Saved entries
▽
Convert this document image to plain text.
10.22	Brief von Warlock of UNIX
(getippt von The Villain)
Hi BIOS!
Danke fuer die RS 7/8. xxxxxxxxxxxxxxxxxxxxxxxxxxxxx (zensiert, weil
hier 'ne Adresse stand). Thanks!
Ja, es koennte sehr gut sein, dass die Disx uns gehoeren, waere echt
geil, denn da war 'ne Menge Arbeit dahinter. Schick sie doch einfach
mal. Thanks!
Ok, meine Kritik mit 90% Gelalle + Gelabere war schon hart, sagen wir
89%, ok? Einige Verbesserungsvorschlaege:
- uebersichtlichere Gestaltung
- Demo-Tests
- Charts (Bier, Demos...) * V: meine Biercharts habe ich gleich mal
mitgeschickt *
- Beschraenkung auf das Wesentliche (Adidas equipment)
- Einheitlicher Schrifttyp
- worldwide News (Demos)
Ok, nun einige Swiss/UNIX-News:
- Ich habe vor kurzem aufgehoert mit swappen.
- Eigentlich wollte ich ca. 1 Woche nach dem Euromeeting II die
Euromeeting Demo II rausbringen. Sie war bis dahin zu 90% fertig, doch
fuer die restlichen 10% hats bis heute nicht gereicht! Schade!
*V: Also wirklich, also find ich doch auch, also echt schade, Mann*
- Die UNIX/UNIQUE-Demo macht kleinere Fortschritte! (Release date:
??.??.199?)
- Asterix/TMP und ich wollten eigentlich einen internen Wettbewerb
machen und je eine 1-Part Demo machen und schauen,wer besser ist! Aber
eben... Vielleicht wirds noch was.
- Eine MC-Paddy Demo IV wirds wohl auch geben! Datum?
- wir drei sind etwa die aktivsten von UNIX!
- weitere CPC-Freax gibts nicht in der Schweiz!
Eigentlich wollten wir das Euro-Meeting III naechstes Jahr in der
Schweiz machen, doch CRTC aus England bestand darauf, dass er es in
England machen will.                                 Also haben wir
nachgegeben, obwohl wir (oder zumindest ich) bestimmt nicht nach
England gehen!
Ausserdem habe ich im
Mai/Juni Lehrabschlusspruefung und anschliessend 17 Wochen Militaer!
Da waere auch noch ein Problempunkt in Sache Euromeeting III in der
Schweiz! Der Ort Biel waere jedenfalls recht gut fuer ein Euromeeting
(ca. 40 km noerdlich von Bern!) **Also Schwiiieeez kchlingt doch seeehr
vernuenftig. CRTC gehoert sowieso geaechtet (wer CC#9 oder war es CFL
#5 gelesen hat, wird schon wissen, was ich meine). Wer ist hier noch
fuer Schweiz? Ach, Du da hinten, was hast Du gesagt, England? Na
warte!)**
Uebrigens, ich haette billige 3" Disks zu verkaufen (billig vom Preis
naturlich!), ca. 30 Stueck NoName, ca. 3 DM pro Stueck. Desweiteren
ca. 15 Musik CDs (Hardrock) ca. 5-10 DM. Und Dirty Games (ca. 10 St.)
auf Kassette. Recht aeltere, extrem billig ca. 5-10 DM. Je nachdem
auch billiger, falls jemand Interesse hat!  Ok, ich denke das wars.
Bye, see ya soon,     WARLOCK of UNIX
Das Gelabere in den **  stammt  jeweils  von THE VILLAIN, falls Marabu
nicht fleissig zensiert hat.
△
Provide all the records again, word for word.

• _EXPECTED ANSWER_
Convert this document image to plain text.
10.22	Brief von Warlock of UNIX
(getippt von The Villain)
Hi BIOS!
Danke fuer die RS 7/8. xxxxxxxxxxxxxxxxxxxxxxxxxxxxx (zensiert, weil
hier 'ne Adresse stand). Thanks!
Ja, es koennte sehr gut sein, dass die Disx uns gehoeren, waere echt
geil, denn da war 'ne Menge Arbeit dahinter. Schick sie doch einfach
mal. Thanks!
Ok, meine Kritik mit 90% Gelalle + Gelabere war schon hart, sagen wir
89%, ok? Einige Verbesserungsvorschlaege:
- uebersichtlichere Gestaltung
- Demo-Tests
- Charts (Bier, Demos...) * V: meine Biercharts habe ich gleich mal
mitgeschickt *
- Beschraenkung auf das Wesentliche (Adidas equipment)
- Einheitlicher Schrifttyp
- worldwide News (Demos)
Ok, nun einige Swiss/UNIX-News:
- Ich habe vor kurzem aufgehoert mit swappen.
- Eigentlich wollte ich ca. 1 Woche nach dem Euromeeting II die
Euromeeting Demo II rausbringen. Sie war bis dahin zu 90% fertig, doch
fuer die restlichen 10% hats bis heute nicht gereicht! Schade!
*V: Also wirklich, also find ich doch auch, also echt schade, Mann*
- Die UNIX/UNIQUE-Demo macht kleinere Fortschritte! (Release date:
??.??.199?)
- Asterix/TMP und ich wollten eigentlich einen internen Wettbewerb
machen und je eine 1-Part Demo machen und schauen,wer besser ist! Aber
eben... Vielleicht wirds noch was.
- Eine MC-Paddy Demo IV wirds wohl auch geben! Datum?
- wir drei sind etwa die aktivsten von UNIX!
- weitere CPC-Freax gibts nicht in der Schweiz!
Eigentlich wollten wir das Euro-Meeting III naechstes Jahr in der
Schweiz machen, doch CRTC aus England bestand darauf, dass er es in
England machen will.                                 Also haben wir
nachgegeben, obwohl wir (oder zumindest ich) bestimmt nicht nach
England gehen!
Ausserdem habe ich im
Mai/Juni Lehrabschlusspruefung und anschliessend 17 Wochen Militaer!
Da waere auch noch ein Problempunkt in Sache Euromeeting III in der
Schweiz! Der Ort Biel waere jedenfalls recht gut fuer ein Euromeeting
(ca. 40 km noerdlich von Bern!) **Also Schwiiieeez kchlingt doch seeehr
vernuenftig. CRTC gehoert sowieso geaechtet (wer CC#9 oder war es CFL
#5 gelesen hat, wird schon wissen, was ich meine). Wer ist hier noch
fuer Schweiz? Ach, Du da hinten, was hast Du gesagt, England? Na
warte!)**
Uebrigens, ich haette billige 3" Disks zu verkaufen (billig vom Preis
naturlich!), ca. 30 Stueck NoName, ca. 3 DM pro Stueck. Desweiteren
ca. 15 Musik CDs (Hardrock) ca. 5-10 DM. Und Dirty Games (ca. 10 St.)
auf Kassette. Recht aeltere, extrem billig ca. 5-10 DM. Je nachdem
auch billiger, falls jemand Interesse hat!  Ok, ich denke das wars.
Bye, see ya soon,     WARLOCK of UNIX
Das Gelabere in den **  stammt  jeweils  von THE VILLAIN, falls Marabu
nicht fleissig zensiert hat.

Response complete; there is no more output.